-------- Stored data

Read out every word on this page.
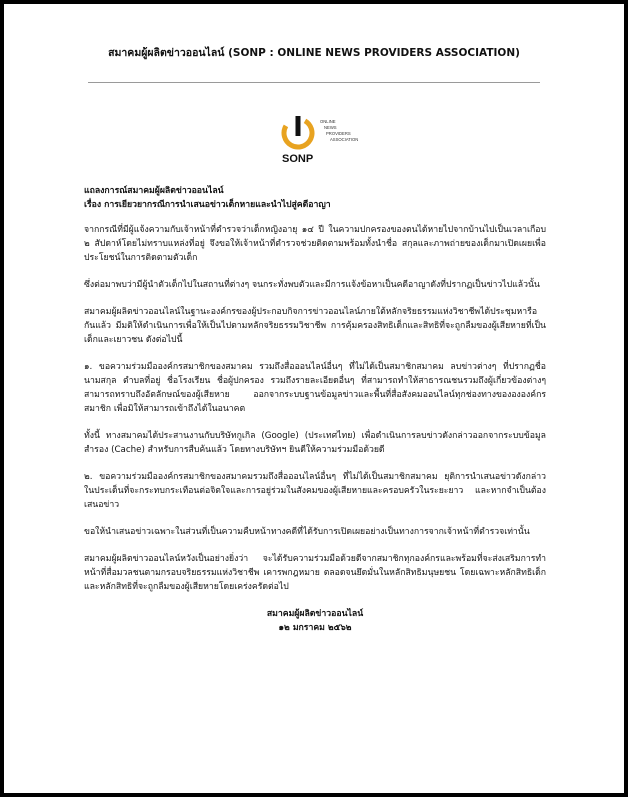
สมาคมผู้ผลิตข่าวออนไลน์ (SONP : ONLINE NEWS PROVIDERS ASSOCIATION)
ONLINE
NEWS
PROVIDERS
ASSOCIATION
SONP
แถลงการณ์สมาคมผู้ผลิตข่าวออนไลน์
เรื่อง การเยียวยากรณีการนำเสนอข่าวเด็กหายและนำไปสู่คดีอาญา

จากกรณีที่มีผู้แจ้งความกับเจ้าหน้าที่ตำรวจว่าเด็กหญิงอายุ ๑๔ ปี ในความปกครองของตนได้หายไปจากบ้านไปเป็นเวลาเกือบ ๒ สัปดาห์โดยไม่ทราบแหล่งที่อยู่ จึงขอให้เจ้าหน้าที่ตำรวจช่วยติดตามพร้อมทั้งนำชื่อ สกุลและภาพถ่ายของเด็กมาเปิดเผยเพื่อประโยชน์ในการติดตามตัวเด็ก

ซึ่งต่อมาพบว่ามีผู้นำตัวเด็กไปในสถานที่ต่างๆ จนกระทั่งพบตัวและมีการแจ้งข้อหาเป็นคดีอาญาดังที่ปรากฏเป็นข่าวไปแล้วนั้น

สมาคมผู้ผลิตข่าวออนไลน์ในฐานะองค์กรของผู้ประกอบกิจการข่าวออนไลน์ภายใต้หลักจริยธรรมแห่งวิชาชีพได้ประชุมหารือกันแล้ว มีมติให้ดำเนินการเพื่อให้เป็นไปตามหลักจริยธรรมวิชาชีพ การคุ้มครองสิทธิเด็กและสิทธิที่จะถูกลืมของผู้เสียหายที่เป็นเด็กและเยาวชน ดังต่อไปนี้

๑. ขอความร่วมมือองค์กรสมาชิกของสมาคม รวมถึงสื่อออนไลน์อื่นๆ ที่ไม่ได้เป็นสมาชิกสมาคม ลบข่าวต่างๆ ที่ปรากฏชื่อ นามสกุล ตำบลที่อยู่ ชื่อโรงเรียน ชื่อผู้ปกครอง รวมถึงรายละเอียดอื่นๆ ที่สามารถทำให้สาธารณชนรวมถึงผู้เกี่ยวข้องต่างๆ สามารถทราบถึงอัตลักษณ์ของผู้เสียหาย ออกจากระบบฐานข้อมูลข่าวและพื้นที่สื่อสังคมออนไลน์ทุกช่องทางของององค์กรสมาชิก เพื่อมิให้สามารถเข้าถึงได้ในอนาคต

ทั้งนี้ ทางสมาคมได้ประสานงานกับบริษัทกูเกิล (Google) (ประเทศไทย) เพื่อดำเนินการลบข่าวดังกล่าวออกจากระบบข้อมูลสำรอง (Cache) สำหรับการสืบค้นแล้ว โดยทางบริษัทฯ ยินดีให้ความร่วมมือด้วยดี

๒. ขอความร่วมมือองค์กรสมาชิกของสมาคมรวมถึงสื่อออนไลน์อื่นๆ ที่ไม่ได้เป็นสมาชิกสมาคม ยุติการนำเสนอข่าวดังกล่าว ในประเด็นที่จะกระทบกระเทือนต่อจิตใจและการอยู่ร่วมในสังคมของผู้เสียหายและครอบครัวในระยะยาว และหากจำเป็นต้องเสนอข่าว

ขอให้นำเสนอข่าวเฉพาะในส่วนที่เป็นความคืบหน้าทางคดีที่ได้รับการเปิดเผยอย่างเป็นทางการจากเจ้าหน้าที่ตำรวจเท่านั้น

สมาคมผู้ผลิตข่าวออนไลน์หวังเป็นอย่างยิ่งว่า จะได้รับความร่วมมือด้วยดีจากสมาชิกทุกองค์กรและพร้อมที่จะส่งเสริมการทำหน้าที่สื่อมวลชนตามกรอบจริยธรรมแห่งวิชาชีพ เคารพกฎหมาย ตลอดจนยึดมั่นในหลักสิทธิมนุษยชน โดยเฉพาะหลักสิทธิเด็กและหลักสิทธิที่จะถูกลืมของผู้เสียหายโดยเคร่งครัดต่อไป

สมาคมผู้ผลิตข่าวออนไลน์
๑๒ มกราคม ๒๕๖๒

----------------

__What you are asked to do__: Exact duplication of all the records is required; pictures are omitted from the copy.

__Right answer__:
Read out every word on this page.
สมาคมผู้ผลิตข่าวออนไลน์ (SONP : ONLINE NEWS PROVIDERS ASSOCIATION)
ONLINE
NEWS
PROVIDERS
ASSOCIATION
SONP
แถลงการณ์สมาคมผู้ผลิตข่าวออนไลน์
เรื่อง การเยียวยากรณีการนำเสนอข่าวเด็กหายและนำไปสู่คดีอาญา

จากกรณีที่มีผู้แจ้งความกับเจ้าหน้าที่ตำรวจว่าเด็กหญิงอายุ ๑๔ ปี ในความปกครองของตนได้หายไปจากบ้านไปเป็นเวลาเกือบ ๒ สัปดาห์โดยไม่ทราบแหล่งที่อยู่ จึงขอให้เจ้าหน้าที่ตำรวจช่วยติดตามพร้อมทั้งนำชื่อ สกุลและภาพถ่ายของเด็กมาเปิดเผยเพื่อประโยชน์ในการติดตามตัวเด็ก

ซึ่งต่อมาพบว่ามีผู้นำตัวเด็กไปในสถานที่ต่างๆ จนกระทั่งพบตัวและมีการแจ้งข้อหาเป็นคดีอาญาดังที่ปรากฏเป็นข่าวไปแล้วนั้น

สมาคมผู้ผลิตข่าวออนไลน์ในฐานะองค์กรของผู้ประกอบกิจการข่าวออนไลน์ภายใต้หลักจริยธรรมแห่งวิชาชีพได้ประชุมหารือกันแล้ว มีมติให้ดำเนินการเพื่อให้เป็นไปตามหลักจริยธรรมวิชาชีพ การคุ้มครองสิทธิเด็กและสิทธิที่จะถูกลืมของผู้เสียหายที่เป็นเด็กและเยาวชน ดังต่อไปนี้

๑. ขอความร่วมมือองค์กรสมาชิกของสมาคม รวมถึงสื่อออนไลน์อื่นๆ ที่ไม่ได้เป็นสมาชิกสมาคม ลบข่าวต่างๆ ที่ปรากฏชื่อ นามสกุล ตำบลที่อยู่ ชื่อโรงเรียน ชื่อผู้ปกครอง รวมถึงรายละเอียดอื่นๆ ที่สามารถทำให้สาธารณชนรวมถึงผู้เกี่ยวข้องต่างๆ สามารถทราบถึงอัตลักษณ์ของผู้เสียหาย ออกจากระบบฐานข้อมูลข่าวและพื้นที่สื่อสังคมออนไลน์ทุกช่องทางของององค์กรสมาชิก เพื่อมิให้สามารถเข้าถึงได้ในอนาคต

ทั้งนี้ ทางสมาคมได้ประสานงานกับบริษัทกูเกิล (Google) (ประเทศไทย) เพื่อดำเนินการลบข่าวดังกล่าวออกจากระบบข้อมูลสำรอง (Cache) สำหรับการสืบค้นแล้ว โดยทางบริษัทฯ ยินดีให้ความร่วมมือด้วยดี

๒. ขอความร่วมมือองค์กรสมาชิกของสมาคมรวมถึงสื่อออนไลน์อื่นๆ ที่ไม่ได้เป็นสมาชิกสมาคม ยุติการนำเสนอข่าวดังกล่าว ในประเด็นที่จะกระทบกระเทือนต่อจิตใจและการอยู่ร่วมในสังคมของผู้เสียหายและครอบครัวในระยะยาว และหากจำเป็นต้องเสนอข่าว

ขอให้นำเสนอข่าวเฉพาะในส่วนที่เป็นความคืบหน้าทางคดีที่ได้รับการเปิดเผยอย่างเป็นทางการจากเจ้าหน้าที่ตำรวจเท่านั้น

สมาคมผู้ผลิตข่าวออนไลน์หวังเป็นอย่างยิ่งว่า จะได้รับความร่วมมือด้วยดีจากสมาชิกทุกองค์กรและพร้อมที่จะส่งเสริมการทำหน้าที่สื่อมวลชนตามกรอบจริยธรรมแห่งวิชาชีพ เคารพกฎหมาย ตลอดจนยึดมั่นในหลักสิทธิมนุษยชน โดยเฉพาะหลักสิทธิเด็กและหลักสิทธิที่จะถูกลืมของผู้เสียหายโดยเคร่งครัดต่อไป

สมาคมผู้ผลิตข่าวออนไลน์
๑๒ มกราคม ๒๕๖๒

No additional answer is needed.